Gather from the material every line that contains the string "this".

(Dataset entries)
┌──
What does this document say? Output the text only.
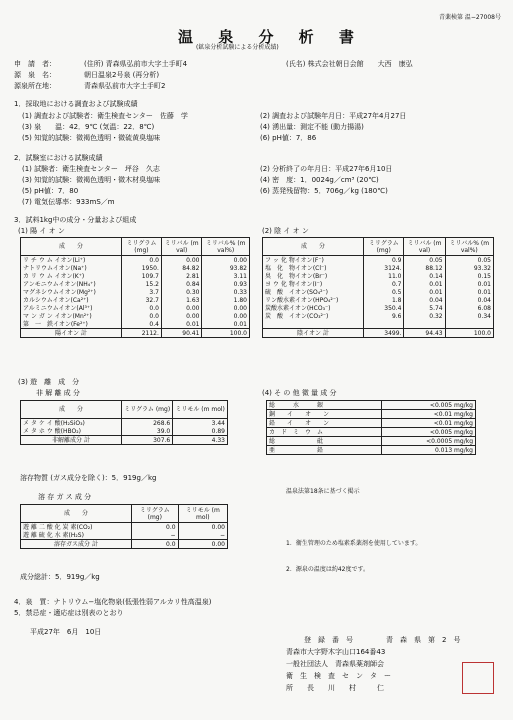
青薬検第 温−27008号
温 泉 分 析 書
(鉱泉分析試験による分析成績)
申　請　者：	(住所) 青森県弘前市大字土手町4	(氏名) 株式会社朝日会館　　大西　康弘
源　泉　名：	朝日温泉2号泉 (再分析)
源泉所在地：	青森県弘前市大字土手町2
1．採取地における調査および試験成績
(1) 調査および試験者：衛生検査センター　佐藤　学
(3) 泉　　温：42．9℃ (気温：22．8℃)
(5) 知覚的試験：微褐色透明・微硫黄臭塩味
(2) 調査および試験年月日：平成27年4月27日
(4) 湧出量：測定不能 (動力揚湯)
(6) pH値：7．86
2．試験室における試験成績
(1) 試験者：衛生検査センター　坪谷　久志
(3) 知覚的試験：微褐色透明・微木材臭塩味
(5) pH値：7．80
(7) 電気伝導率：933mS／m
(2) 分析終了の年月日：平成27年6月10日
(4) 密　度：1．0024g／cm³ (20℃)
(6) 蒸発残留物：5．706g／kg (180℃)
3．試料1kg中の成分・分量および組成
(1) 陽 イ オ ン	(2) 陰 イ オ ン
成　　分	ミリグラム (mg)	ミリバル (m val)	ミリバル% (m val%)
リ チ ウ ム イオン(Li⁺)	0.0	0.00	0.00
ナトリウムイオン(Na⁺)	1950.	84.82	93.82
カ リ ウ ム イオン(K⁺)	109.7	2.81	3.11
アンモニウムイオン(NH₄⁺)	15.2	0.84	0.93
マグネシウムイオン(Mg²⁺)	3.7	0.30	0.33
カルシウムイオン(Ca²⁺)	32.7	1.63	1.80
アルミニウムイオン(Al³⁺)	0.0	0.00	0.00
マ ン ガ ン イオン(Mn²⁺)	0.0	0.00	0.00
第　一　鉄イオン(Fe²⁺)	0.4	0.01	0.01
陽イオン 計	2112.	90.41	100.0
成　　分	ミリグラム (mg)	ミリバル (m val)	ミリバル% (m val%)
フ ッ 化 物イオン(F⁻)	0.9	0.05	0.05
塩　化　物イオン(Cl⁻)	3124.	88.12	93.32
臭　化　物イオン(Br⁻)	11.0	0.14	0.15
ヨ ウ 化 物イオン(I⁻)	0.7	0.01	0.01
硫　酸　イオン(SO₄²⁻)	0.5	0.01	0.01
リン酸水素イオン(HPO₄²⁻)	1.8	0.04	0.04
炭酸水素イオン(HCO₃⁻)	350.4	5.74	6.08
炭　酸　イオン(CO₃²⁻)	9.6	0.32	0.34

陰イオン 計	3499.	94.43	100.0
(3) 遊　離　成　分
非 解 離 成 分
成　　分	ミリグラム (mg)	ミリモル (m mol)
メ タ ケ イ 酸(H₂SiO₃)	268.6	3.44
メ タ ホ ウ 酸(HBO₂)	39.0	0.89
非解離成分 計	307.6	4.33
(4) そ の 他 微 量 成 分
総　　　水　　　銀	<0.005 mg/kg
銅　　イ　　オ　　ン	<0.01 mg/kg
鉛　　イ　　オ　　ン	<0.01 mg/kg
カ　ド　ミ　ウ　ム	<0.005 mg/kg
総　　　　　　　砒	<0.0005 mg/kg
亜　　　　　　　鉛	0.013 mg/kg
溶存物質 (ガス成分を除く)：5．919g／kg
溶 存 ガ ス 成 分
成　　分	ミリグラム (mg)	ミリモル (m mol)
遊 離 二 酸 化 炭 素(CO₂)	0.0	0.00
遊 離 硫 化 水 素(H₂S)	−	−
溶存ガス成分 計	0.0	0.00
成分総計：5．919g／kg
温泉法第18条に基づく掲示
1．衛生管理のため塩素系薬剤を使用しています。
2．源泉の温度は約42度です。
4．泉　質：ナトリウム−塩化物泉(低張性弱アルカリ性高温泉)
5．禁忌症・適応症は別表のとおり
平成27年　6月　10日
登　録　番　号	青　森　県　第　2　号
青森市大字野木字山口164番43
一般社団法人　青森県薬剤師会
衛　生　検　査　セ　ン　タ　ー
所　　長　　川　　村　　　仁
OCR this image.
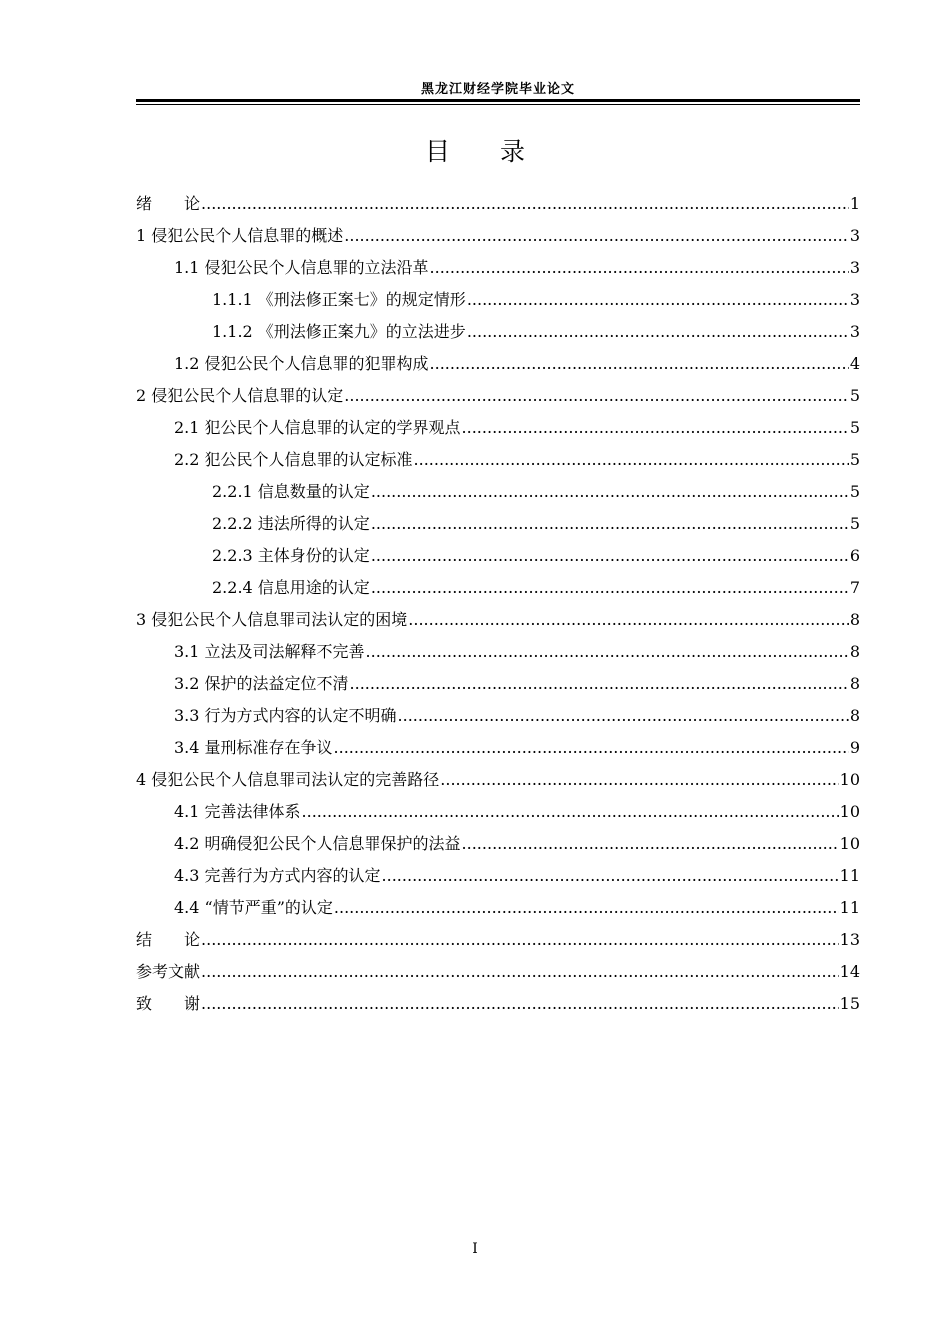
黑龙江财经学院毕业论文
目　　录
绪　　论 .....	1
1 侵犯公民个人信息罪的概述 .....	3
1.1 侵犯公民个人信息罪的立法沿革 .....	3
1.1.1 《刑法修正案七》的规定情形 .....	3
1.1.2 《刑法修正案九》的立法进步 .....	3
1.2 侵犯公民个人信息罪的犯罪构成 .....	4
2 侵犯公民个人信息罪的认定 .....	5
2.1 犯公民个人信息罪的认定的学界观点 .....	5
2.2 犯公民个人信息罪的认定标准 .....	5
2.2.1 信息数量的认定 .....	5
2.2.2 违法所得的认定 .....	5
2.2.3 主体身份的认定 .....	6
2.2.4 信息用途的认定 .....	7
3 侵犯公民个人信息罪司法认定的困境 .....	8
3.1 立法及司法解释不完善 .....	8
3.2 保护的法益定位不清 .....	8
3.3 行为方式内容的认定不明确 .....	8
3.4 量刑标准存在争议 .....	9
4 侵犯公民个人信息罪司法认定的完善路径 .....	10
4.1 完善法律体系 .....	10
4.2 明确侵犯公民个人信息罪保护的法益 .....	10
4.3 完善行为方式内容的认定 .....	11
4.4 “情节严重”的认定 .....	11
结　　论 .....	13
参考文献 .....	14
致　　谢 .....	15
I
└──
**Result of the task**
What does this document say? Output the text only.
OCR this image.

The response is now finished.